**WHAT YOU NEED TO DO**
Copy out, word for word, the lines from the one containing "17, 539, 35]" to the one containing "svg-text:AlN Nucleation Layer: AlN", both included.
>> start RAW DATA
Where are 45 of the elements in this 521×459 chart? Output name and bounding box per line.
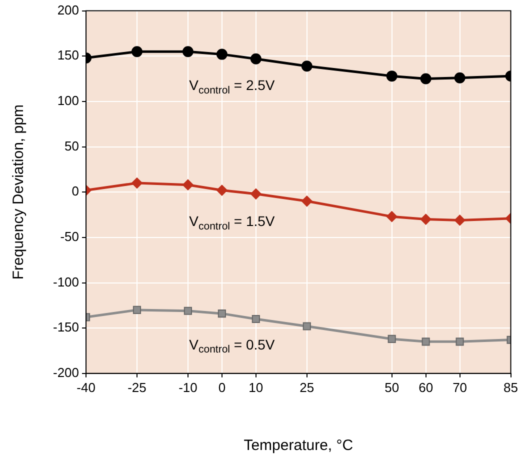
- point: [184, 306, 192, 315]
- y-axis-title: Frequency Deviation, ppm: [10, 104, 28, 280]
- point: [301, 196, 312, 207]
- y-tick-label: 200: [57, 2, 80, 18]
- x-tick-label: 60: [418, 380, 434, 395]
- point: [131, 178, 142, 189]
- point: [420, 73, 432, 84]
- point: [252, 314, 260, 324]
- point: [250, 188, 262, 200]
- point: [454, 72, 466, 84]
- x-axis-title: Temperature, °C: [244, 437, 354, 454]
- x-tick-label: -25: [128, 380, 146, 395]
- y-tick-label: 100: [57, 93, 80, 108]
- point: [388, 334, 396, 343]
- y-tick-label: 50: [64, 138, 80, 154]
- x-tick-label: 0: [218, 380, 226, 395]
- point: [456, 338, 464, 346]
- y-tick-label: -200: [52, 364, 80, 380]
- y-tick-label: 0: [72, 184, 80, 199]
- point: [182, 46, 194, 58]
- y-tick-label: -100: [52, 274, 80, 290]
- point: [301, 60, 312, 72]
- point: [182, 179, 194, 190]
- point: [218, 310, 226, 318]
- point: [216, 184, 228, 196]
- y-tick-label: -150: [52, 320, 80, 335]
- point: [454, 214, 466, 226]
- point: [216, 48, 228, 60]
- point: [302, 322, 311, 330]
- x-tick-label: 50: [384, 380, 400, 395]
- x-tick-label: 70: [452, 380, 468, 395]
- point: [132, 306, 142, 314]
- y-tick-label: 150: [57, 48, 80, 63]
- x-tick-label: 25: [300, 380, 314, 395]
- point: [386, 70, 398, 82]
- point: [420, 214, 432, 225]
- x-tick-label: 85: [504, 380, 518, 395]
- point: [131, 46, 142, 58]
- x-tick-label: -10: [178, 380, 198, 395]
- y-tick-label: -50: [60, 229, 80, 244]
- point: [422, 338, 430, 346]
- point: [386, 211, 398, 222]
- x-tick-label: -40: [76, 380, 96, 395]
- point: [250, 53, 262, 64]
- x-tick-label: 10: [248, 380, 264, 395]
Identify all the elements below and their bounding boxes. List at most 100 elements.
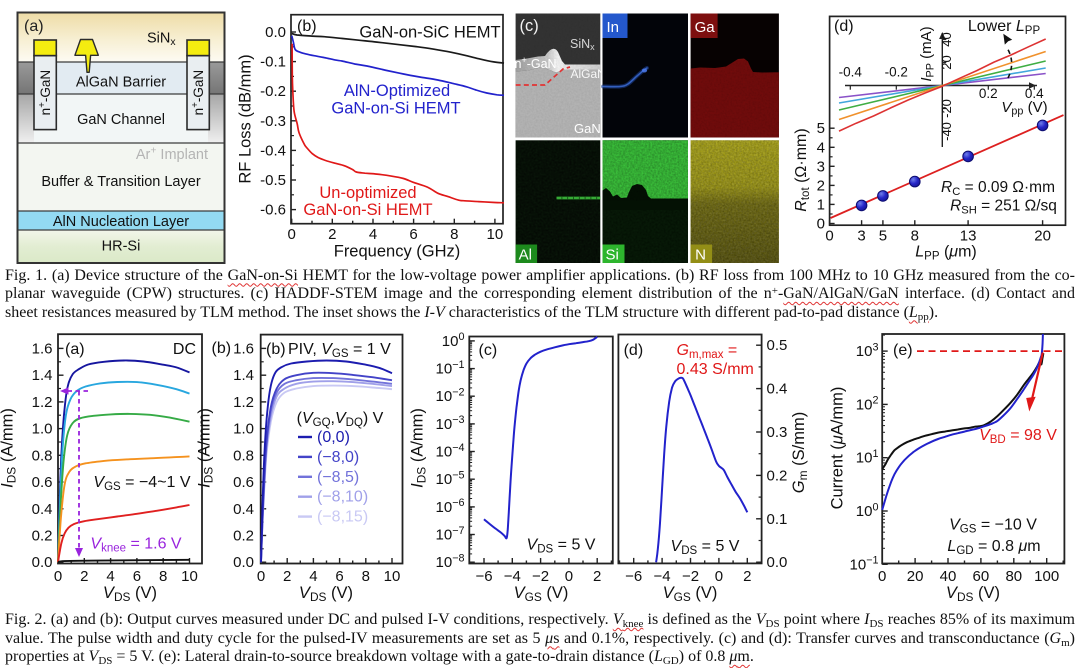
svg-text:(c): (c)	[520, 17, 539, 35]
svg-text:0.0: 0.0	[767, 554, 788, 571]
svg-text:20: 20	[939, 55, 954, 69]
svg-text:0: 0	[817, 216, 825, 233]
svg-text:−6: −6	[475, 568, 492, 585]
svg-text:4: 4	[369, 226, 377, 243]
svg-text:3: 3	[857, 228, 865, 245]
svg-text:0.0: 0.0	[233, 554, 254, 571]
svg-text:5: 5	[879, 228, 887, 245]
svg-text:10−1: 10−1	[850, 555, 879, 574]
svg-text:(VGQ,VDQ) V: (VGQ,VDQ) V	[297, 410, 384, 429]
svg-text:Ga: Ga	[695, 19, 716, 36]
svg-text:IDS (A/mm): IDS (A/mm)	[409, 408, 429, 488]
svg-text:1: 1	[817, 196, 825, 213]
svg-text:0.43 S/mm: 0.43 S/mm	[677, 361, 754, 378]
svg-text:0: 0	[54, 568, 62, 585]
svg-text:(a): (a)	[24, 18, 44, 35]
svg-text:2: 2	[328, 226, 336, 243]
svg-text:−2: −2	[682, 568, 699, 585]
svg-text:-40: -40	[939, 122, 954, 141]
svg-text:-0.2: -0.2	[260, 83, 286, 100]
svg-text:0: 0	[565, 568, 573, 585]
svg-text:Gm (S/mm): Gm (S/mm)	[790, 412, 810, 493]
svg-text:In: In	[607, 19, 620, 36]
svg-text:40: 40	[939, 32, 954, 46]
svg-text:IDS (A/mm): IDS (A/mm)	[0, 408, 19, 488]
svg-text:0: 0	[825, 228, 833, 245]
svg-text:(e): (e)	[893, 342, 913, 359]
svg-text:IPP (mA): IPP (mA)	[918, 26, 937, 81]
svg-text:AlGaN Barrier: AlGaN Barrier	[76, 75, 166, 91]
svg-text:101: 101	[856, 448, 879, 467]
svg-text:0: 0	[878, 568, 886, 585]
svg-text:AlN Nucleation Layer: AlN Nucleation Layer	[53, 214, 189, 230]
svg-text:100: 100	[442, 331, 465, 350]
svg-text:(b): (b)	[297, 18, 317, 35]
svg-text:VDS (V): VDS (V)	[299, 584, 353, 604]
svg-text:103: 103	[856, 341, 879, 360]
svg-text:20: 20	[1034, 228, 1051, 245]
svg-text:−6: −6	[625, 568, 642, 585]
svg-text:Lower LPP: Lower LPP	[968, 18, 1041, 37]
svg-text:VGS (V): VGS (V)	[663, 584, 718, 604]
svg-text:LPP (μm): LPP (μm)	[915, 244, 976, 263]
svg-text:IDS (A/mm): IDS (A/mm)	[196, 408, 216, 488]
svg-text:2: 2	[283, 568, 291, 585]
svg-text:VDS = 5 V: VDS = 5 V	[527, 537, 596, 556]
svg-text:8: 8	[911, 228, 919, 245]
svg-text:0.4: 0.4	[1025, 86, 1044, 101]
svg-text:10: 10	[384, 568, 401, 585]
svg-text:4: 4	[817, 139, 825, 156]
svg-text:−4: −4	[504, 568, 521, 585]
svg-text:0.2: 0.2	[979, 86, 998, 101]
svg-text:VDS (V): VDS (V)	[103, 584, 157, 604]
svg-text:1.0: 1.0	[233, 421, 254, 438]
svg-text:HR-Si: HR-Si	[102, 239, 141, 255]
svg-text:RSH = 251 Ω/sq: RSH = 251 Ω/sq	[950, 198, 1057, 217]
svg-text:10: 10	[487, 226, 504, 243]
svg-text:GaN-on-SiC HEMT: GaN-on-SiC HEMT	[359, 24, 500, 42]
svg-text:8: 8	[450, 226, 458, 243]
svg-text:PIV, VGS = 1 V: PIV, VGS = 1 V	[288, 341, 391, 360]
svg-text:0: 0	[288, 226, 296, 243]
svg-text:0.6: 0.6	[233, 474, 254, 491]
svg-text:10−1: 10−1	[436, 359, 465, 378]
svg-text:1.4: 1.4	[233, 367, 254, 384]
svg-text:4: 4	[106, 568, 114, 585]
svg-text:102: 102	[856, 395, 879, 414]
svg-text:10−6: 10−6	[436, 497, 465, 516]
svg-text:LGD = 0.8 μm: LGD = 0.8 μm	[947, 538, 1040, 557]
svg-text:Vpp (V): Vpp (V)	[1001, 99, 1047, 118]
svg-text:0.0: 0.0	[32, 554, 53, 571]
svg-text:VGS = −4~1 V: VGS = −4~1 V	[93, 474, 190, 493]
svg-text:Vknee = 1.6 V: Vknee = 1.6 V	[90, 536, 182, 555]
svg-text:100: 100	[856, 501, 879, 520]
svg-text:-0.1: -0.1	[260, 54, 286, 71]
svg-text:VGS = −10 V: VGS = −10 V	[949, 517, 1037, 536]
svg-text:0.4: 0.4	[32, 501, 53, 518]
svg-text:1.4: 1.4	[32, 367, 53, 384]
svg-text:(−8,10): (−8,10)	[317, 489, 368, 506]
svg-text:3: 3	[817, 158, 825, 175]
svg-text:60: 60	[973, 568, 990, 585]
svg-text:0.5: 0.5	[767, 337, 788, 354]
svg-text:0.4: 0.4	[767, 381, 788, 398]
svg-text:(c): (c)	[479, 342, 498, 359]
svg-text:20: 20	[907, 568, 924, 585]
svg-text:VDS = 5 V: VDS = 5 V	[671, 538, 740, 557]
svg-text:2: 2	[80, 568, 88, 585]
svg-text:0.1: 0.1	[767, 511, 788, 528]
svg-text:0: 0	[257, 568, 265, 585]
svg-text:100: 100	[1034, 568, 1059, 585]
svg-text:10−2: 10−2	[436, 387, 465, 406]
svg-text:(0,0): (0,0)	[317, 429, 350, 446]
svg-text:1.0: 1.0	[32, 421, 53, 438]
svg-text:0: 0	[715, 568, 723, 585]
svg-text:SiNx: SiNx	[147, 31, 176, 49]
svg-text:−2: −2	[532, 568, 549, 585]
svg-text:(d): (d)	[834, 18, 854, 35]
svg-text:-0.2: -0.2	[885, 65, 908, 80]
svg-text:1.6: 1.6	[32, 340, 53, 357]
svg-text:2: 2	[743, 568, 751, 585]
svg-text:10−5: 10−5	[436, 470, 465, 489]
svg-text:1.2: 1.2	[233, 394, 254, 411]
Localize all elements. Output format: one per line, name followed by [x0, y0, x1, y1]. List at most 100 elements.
>> end RAW DATA
**REPLY**
svg-text:(c): (c)	[520, 17, 539, 35]
svg-text:0.0: 0.0	[767, 554, 788, 571]
svg-text:20: 20	[939, 55, 954, 69]
svg-text:0: 0	[817, 216, 825, 233]
svg-text:−6: −6	[475, 568, 492, 585]
svg-text:4: 4	[369, 226, 377, 243]
svg-text:3: 3	[857, 228, 865, 245]
svg-text:0.0: 0.0	[233, 554, 254, 571]
svg-text:5: 5	[879, 228, 887, 245]
svg-text:10−1: 10−1	[850, 555, 879, 574]
svg-text:(VGQ,VDQ) V: (VGQ,VDQ) V	[297, 410, 384, 429]
svg-text:Ga: Ga	[695, 19, 716, 36]
svg-text:IDS (A/mm): IDS (A/mm)	[409, 408, 429, 488]
svg-text:1: 1	[817, 196, 825, 213]
svg-text:0.43 S/mm: 0.43 S/mm	[677, 361, 754, 378]
svg-text:0: 0	[54, 568, 62, 585]
svg-text:(a): (a)	[24, 18, 44, 35]
svg-text:2: 2	[328, 226, 336, 243]
svg-text:−2: −2	[682, 568, 699, 585]
svg-text:-40: -40	[939, 122, 954, 141]
svg-text:-0.2: -0.2	[260, 83, 286, 100]
svg-text:0: 0	[565, 568, 573, 585]
svg-text:Gm (S/mm): Gm (S/mm)	[790, 412, 810, 493]
svg-text:In: In	[607, 19, 620, 36]
svg-text:40: 40	[939, 32, 954, 46]
svg-text:IDS (A/mm): IDS (A/mm)	[0, 408, 19, 488]
svg-text:0: 0	[825, 228, 833, 245]
svg-text:(e): (e)	[893, 342, 913, 359]
svg-text:IPP (mA): IPP (mA)	[918, 26, 937, 81]
svg-text:AlGaN Barrier: AlGaN Barrier	[76, 75, 166, 91]
svg-text:101: 101	[856, 448, 879, 467]
svg-text:0: 0	[878, 568, 886, 585]
svg-text:AlN Nucleation Layer: AlN Nucleation Layer	[53, 214, 189, 230]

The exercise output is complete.